■ Required actions:
1 - In the plastivores article below, reproduce the passage verbatim, beginning at the words "In 2016, Erika" and ending after the words "country of Guinea.".
2 - According to the plastivores article below, for what purposes do people fetch water on foot? List each one.

■ Source document:
Why scientists say ‘plastivores’ could be the solution to plastic pollution

Worldwide, researchers are hunting for a kind of `secret sauce’ — a souped-up enzyme capable of breaking down some of the most resilient plastics.

Listen 12:03
Worldwide, researchers are hunting for a kind of `secret sauce’ — a souped-up enzyme capable of breaking down some of the most resilient plastics. (Photo by Sam Droege/Wikimedia Commons)

Worldwide, researchers are hunting for a kind of `secret sauce’ — a souped-up enzyme capable of breaking down some of the most resilient plastics. (Photo by Sam Droege/Wikimedia Commons)

This story is from The Pulse, a weekly health and science podcast.

Subscribe on Apple Podcasts, Stitcher or wherever you get your podcasts.


In 2016, Erika Erickson was a brand-new biochemist, fresh off her Ph.D. in plant biology, when she decided to spend a year volunteering with the Peace Corps. She was assigned to a small village in the West African country of Guinea.

Picture mud huts with thatched roofs, surrounded by unspoiled, stunning nature.

“It was absolutely gorgeous,” Erickson remembered. “There’s very little development. And so for anyone who’s an outdoor enthusiast, it was kind of a magical place.”

But Erickson’s job wasn’t to marvel at all the beauty around her. She was there to think about resilient systems. And one of her big projects was figuring out how to keep waste from ending up in the environment — specifically, nearby fields and the streams that local residents used for their drinking water.

Guinea is one of the poorest countries in the world, which means that in a lot of places there’s little to no waste management. Instead, many people dump their trash by the roadside — and a major portion of it is plastic.

“So in cities along the coast, it’s really not uncommon to find that the ditches are full of trash,” Erickson said. “And then after a big rainstorm, that’s all floated down and is covering the beach.”

Farther inland, piles of plastic waste meet a different fate — burning.

“The smell is horrendous,” Erickson said of the unmitigated fires that burn in roadside ditches.

But Erickson’s time in Guinea also convinced her of another truth about plastic — that it had the ability to change people’s lives for the better.

“We’re talking about a place where there are no sinks, there’s no running water,” Erickson said.

As a result, people — often women — are tasked with the grueling job of fetching water on foot for drinking, cooking, and cleaning.

“Without a large assortment of plastic jugs to carry that in, it’s just a really complicated ordeal,” Erickson said.

Traditionally, receptacles have been made by hand — a chore that’s both time-consuming and resource-intensive.

“Doing the laundry, same thing,” Erickson said. “If you have to build your own waterproofed tubs from natural resources and things available in your environment, it’s just really challenging.”

■ Data shown:
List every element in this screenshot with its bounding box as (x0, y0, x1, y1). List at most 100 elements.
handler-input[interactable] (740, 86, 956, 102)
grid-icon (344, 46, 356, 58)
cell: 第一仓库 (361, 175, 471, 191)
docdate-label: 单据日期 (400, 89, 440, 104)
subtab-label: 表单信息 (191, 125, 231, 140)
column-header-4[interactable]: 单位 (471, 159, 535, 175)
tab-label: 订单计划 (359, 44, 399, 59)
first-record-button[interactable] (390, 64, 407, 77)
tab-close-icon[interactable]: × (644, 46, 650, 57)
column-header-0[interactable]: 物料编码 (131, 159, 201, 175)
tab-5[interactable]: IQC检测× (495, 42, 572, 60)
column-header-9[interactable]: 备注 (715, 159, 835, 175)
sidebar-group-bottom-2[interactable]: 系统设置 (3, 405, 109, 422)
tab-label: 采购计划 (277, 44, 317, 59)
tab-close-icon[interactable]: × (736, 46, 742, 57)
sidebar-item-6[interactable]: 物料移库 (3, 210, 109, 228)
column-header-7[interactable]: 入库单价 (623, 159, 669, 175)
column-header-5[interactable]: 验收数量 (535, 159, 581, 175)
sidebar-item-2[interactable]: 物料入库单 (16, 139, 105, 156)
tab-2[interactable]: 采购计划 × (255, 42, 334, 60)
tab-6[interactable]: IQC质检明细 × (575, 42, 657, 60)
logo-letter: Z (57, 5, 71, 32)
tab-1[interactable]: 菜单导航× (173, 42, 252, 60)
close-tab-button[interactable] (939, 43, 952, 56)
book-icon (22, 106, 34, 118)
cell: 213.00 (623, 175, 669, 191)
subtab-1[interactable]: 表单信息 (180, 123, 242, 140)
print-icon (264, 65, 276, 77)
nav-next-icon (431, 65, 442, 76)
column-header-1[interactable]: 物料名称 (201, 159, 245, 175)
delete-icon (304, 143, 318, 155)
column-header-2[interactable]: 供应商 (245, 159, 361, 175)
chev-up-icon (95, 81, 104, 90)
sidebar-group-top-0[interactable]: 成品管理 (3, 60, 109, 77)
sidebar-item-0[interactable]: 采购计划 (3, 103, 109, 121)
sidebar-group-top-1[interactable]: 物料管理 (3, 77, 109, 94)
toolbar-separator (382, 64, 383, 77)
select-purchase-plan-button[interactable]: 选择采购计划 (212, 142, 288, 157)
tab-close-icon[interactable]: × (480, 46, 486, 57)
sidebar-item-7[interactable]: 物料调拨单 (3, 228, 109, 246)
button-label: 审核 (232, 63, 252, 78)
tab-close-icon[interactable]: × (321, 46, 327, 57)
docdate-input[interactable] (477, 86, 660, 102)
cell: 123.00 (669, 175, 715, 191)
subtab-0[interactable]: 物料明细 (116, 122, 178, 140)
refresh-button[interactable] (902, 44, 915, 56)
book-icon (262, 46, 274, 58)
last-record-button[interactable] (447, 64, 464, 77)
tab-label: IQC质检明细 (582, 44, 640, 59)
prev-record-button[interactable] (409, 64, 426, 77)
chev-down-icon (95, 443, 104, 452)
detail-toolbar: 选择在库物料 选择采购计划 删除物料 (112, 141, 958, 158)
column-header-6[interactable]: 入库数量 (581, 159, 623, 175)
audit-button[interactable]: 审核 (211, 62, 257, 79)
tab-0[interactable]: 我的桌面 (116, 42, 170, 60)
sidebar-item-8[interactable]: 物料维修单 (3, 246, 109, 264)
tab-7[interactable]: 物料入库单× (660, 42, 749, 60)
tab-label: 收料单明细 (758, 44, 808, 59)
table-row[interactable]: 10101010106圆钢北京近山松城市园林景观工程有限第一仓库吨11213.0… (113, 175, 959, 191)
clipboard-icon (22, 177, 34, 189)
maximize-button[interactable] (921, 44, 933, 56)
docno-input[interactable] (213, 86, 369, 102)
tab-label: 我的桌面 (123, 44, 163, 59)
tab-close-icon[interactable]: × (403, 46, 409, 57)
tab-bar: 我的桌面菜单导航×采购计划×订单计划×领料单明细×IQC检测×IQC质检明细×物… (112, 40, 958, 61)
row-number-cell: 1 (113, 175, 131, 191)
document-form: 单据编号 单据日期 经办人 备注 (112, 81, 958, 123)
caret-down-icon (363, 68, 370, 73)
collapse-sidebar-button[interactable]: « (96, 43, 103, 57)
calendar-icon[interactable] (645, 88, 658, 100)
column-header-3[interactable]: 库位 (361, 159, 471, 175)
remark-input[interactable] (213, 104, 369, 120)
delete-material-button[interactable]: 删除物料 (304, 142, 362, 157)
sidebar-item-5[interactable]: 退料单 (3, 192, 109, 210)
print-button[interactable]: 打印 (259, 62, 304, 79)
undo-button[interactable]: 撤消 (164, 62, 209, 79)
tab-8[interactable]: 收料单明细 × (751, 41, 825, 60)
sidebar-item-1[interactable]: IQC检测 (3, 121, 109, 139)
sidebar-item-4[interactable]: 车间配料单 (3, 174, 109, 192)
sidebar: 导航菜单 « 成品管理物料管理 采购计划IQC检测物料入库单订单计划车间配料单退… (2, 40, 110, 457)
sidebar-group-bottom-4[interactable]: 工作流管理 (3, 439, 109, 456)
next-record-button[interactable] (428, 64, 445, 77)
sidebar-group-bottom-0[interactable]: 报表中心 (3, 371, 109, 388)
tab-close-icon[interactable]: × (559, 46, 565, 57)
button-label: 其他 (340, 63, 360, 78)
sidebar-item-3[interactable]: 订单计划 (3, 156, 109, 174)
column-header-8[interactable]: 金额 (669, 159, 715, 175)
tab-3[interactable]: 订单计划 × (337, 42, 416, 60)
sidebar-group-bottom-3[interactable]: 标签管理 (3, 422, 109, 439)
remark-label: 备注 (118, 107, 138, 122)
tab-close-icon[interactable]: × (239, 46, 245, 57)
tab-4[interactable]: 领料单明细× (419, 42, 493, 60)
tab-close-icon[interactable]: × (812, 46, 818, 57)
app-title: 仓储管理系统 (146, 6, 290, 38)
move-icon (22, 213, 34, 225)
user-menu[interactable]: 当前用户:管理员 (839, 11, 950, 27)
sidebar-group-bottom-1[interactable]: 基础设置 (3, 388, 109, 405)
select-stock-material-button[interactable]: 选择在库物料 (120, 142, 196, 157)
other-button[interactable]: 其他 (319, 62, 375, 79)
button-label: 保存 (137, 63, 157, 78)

■ Numbered responses:
1 -
In 2016, Erika Erickson was a brand-new biochemist, fresh off her Ph.D. in plant biology, when she decided to spend a year volunteering with the Peace Corps. She was assigned to a small village in the West African country of Guinea.

2 -
- drinking
- cooking
- cleaning